Collected data entries
___

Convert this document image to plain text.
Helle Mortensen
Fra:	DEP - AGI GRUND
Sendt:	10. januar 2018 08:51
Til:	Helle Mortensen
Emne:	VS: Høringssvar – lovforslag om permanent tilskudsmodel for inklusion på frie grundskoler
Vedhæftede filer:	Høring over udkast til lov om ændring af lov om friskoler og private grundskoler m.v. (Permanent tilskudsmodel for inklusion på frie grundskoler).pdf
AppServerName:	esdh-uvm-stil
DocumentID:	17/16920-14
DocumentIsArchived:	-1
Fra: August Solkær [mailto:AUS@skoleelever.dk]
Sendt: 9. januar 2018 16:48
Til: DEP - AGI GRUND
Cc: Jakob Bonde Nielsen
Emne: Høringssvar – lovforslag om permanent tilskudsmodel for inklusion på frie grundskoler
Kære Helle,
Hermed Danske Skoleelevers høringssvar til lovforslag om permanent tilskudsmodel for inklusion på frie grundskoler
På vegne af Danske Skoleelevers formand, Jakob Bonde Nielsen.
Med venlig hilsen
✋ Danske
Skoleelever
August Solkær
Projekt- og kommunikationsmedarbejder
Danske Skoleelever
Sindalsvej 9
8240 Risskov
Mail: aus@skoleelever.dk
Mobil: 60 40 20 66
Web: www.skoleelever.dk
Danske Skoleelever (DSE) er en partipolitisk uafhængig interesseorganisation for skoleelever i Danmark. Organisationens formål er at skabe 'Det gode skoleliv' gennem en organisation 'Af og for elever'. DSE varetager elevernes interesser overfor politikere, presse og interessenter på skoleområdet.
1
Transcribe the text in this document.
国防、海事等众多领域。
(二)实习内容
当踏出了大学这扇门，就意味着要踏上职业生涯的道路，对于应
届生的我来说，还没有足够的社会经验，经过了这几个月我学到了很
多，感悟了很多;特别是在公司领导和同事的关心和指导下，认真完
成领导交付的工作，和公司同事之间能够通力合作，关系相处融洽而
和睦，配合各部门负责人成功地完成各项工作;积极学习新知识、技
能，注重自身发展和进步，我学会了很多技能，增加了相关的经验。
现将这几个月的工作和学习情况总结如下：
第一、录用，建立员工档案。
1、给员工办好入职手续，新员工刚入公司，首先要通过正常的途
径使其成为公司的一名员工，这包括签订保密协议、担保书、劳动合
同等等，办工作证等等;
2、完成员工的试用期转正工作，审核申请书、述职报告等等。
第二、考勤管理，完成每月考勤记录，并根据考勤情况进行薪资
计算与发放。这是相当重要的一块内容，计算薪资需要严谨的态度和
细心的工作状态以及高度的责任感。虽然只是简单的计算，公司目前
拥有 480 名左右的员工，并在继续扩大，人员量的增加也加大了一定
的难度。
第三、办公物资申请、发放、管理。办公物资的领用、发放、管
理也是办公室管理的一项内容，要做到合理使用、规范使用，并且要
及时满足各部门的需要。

___

Exercise goal
Word for word, write out the data.

Correct output
Convert this document image to plain text.
Helle Mortensen
Fra:	DEP - AGI GRUND
Sendt:	10. januar 2018 08:51
Til:	Helle Mortensen
Emne:	VS: Høringssvar – lovforslag om permanent tilskudsmodel for inklusion på frie grundskoler
Vedhæftede filer:	Høring over udkast til lov om ændring af lov om friskoler og private grundskoler m.v. (Permanent tilskudsmodel for inklusion på frie grundskoler).pdf
AppServerName:	esdh-uvm-stil
DocumentID:	17/16920-14
DocumentIsArchived:	-1
Fra: August Solkær [mailto:AUS@skoleelever.dk]
Sendt: 9. januar 2018 16:48
Til: DEP - AGI GRUND
Cc: Jakob Bonde Nielsen
Emne: Høringssvar – lovforslag om permanent tilskudsmodel for inklusion på frie grundskoler
Kære Helle,
Hermed Danske Skoleelevers høringssvar til lovforslag om permanent tilskudsmodel for inklusion på frie grundskoler
På vegne af Danske Skoleelevers formand, Jakob Bonde Nielsen.
Med venlig hilsen
✋ Danske
Skoleelever
August Solkær
Projekt- og kommunikationsmedarbejder
Danske Skoleelever
Sindalsvej 9
8240 Risskov
Mail: aus@skoleelever.dk
Mobil: 60 40 20 66
Web: www.skoleelever.dk
Danske Skoleelever (DSE) er en partipolitisk uafhængig interesseorganisation for skoleelever i Danmark. Organisationens formål er at skabe 'Det gode skoleliv' gennem en organisation 'Af og for elever'. DSE varetager elevernes interesser overfor politikere, presse og interessenter på skoleområdet.
1
Transcribe the text in this document.
国防、海事等众多领域。
(二)实习内容
当踏出了大学这扇门，就意味着要踏上职业生涯的道路，对于应
届生的我来说，还没有足够的社会经验，经过了这几个月我学到了很
多，感悟了很多;特别是在公司领导和同事的关心和指导下，认真完
成领导交付的工作，和公司同事之间能够通力合作，关系相处融洽而
和睦，配合各部门负责人成功地完成各项工作;积极学习新知识、技
能，注重自身发展和进步，我学会了很多技能，增加了相关的经验。
现将这几个月的工作和学习情况总结如下：
第一、录用，建立员工档案。
1、给员工办好入职手续，新员工刚入公司，首先要通过正常的途
径使其成为公司的一名员工，这包括签订保密协议、担保书、劳动合
同等等，办工作证等等;
2、完成员工的试用期转正工作，审核申请书、述职报告等等。
第二、考勤管理，完成每月考勤记录，并根据考勤情况进行薪资
计算与发放。这是相当重要的一块内容，计算薪资需要严谨的态度和
细心的工作状态以及高度的责任感。虽然只是简单的计算，公司目前
拥有 480 名左右的员工，并在继续扩大，人员量的增加也加大了一定
的难度。
第三、办公物资申请、发放、管理。办公物资的领用、发放、管
理也是办公室管理的一项内容，要做到合理使用、规范使用，并且要
及时满足各部门的需要。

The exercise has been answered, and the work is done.